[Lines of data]
■ ■ ■ ■ ■

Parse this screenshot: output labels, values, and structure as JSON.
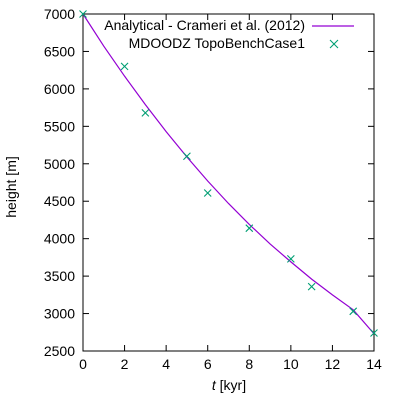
{
  "chart_data": {
    "type": "line",
    "xlabel_italic": "t",
    "xlabel_rest": " [kyr]",
    "ylabel": "height [m]",
    "xlim": [
      0,
      14
    ],
    "ylim": [
      2500,
      7000
    ],
    "x_ticks": [
      0,
      2,
      4,
      6,
      8,
      10,
      12,
      14
    ],
    "y_ticks": [
      2500,
      3000,
      3500,
      4000,
      4500,
      5000,
      5500,
      6000,
      6500,
      7000
    ],
    "grid": false,
    "legend_position": "top-right",
    "series": [
      {
        "name": "Analytical - Crameri et al. (2012)",
        "kind": "line",
        "color": "#9400d3",
        "x": [
          0,
          1,
          2,
          3,
          4,
          5,
          6,
          7,
          8,
          9,
          10,
          11,
          12,
          13,
          14
        ],
        "y": [
          7000,
          6570,
          6170,
          5790,
          5430,
          5090,
          4770,
          4470,
          4190,
          3930,
          3690,
          3460,
          3250,
          3050,
          2730
        ]
      },
      {
        "name": "MDOODZ TopoBenchCase1",
        "kind": "points",
        "marker": "x",
        "color": "#009e73",
        "x": [
          0,
          2,
          3,
          5,
          6,
          8,
          10,
          11,
          13,
          14
        ],
        "y": [
          7000,
          6300,
          5680,
          5100,
          4610,
          4140,
          3730,
          3360,
          3030,
          2740
        ]
      }
    ]
  }
}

■ ■ ■ ■ ■

_TASK TO CARRY OUT_:
Take the records above and transcribe them exactly, dropping every picture.

_WRITTEN ANSWER_:
Parse this screenshot: output labels, values, and structure as JSON.
{
  "chart_data": {
    "type": "line",
    "xlabel_italic": "t",
    "xlabel_rest": " [kyr]",
    "ylabel": "height [m]",
    "xlim": [
      0,
      14
    ],
    "ylim": [
      2500,
      7000
    ],
    "x_ticks": [
      0,
      2,
      4,
      6,
      8,
      10,
      12,
      14
    ],
    "y_ticks": [
      2500,
      3000,
      3500,
      4000,
      4500,
      5000,
      5500,
      6000,
      6500,
      7000
    ],
    "grid": false,
    "legend_position": "top-right",
    "series": [
      {
        "name": "Analytical - Crameri et al. (2012)",
        "kind": "line",
        "color": "#9400d3",
        "x": [
          0,
          1,
          2,
          3,
          4,
          5,
          6,
          7,
          8,
          9,
          10,
          11,
          12,
          13,
          14
        ],
        "y": [
          7000,
          6570,
          6170,
          5790,
          5430,
          5090,
          4770,
          4470,
          4190,
          3930,
          3690,
          3460,
          3250,
          3050,
          2730
        ]
      },
      {
        "name": "MDOODZ TopoBenchCase1",
        "kind": "points",
        "marker": "x",
        "color": "#009e73",
        "x": [
          0,
          2,
          3,
          5,
          6,
          8,
          10,
          11,
          13,
          14
        ],
        "y": [
          7000,
          6300,
          5680,
          5100,
          4610,
          4140,
          3730,
          3360,
          3030,
          2740
        ]
      }
    ]
  }
}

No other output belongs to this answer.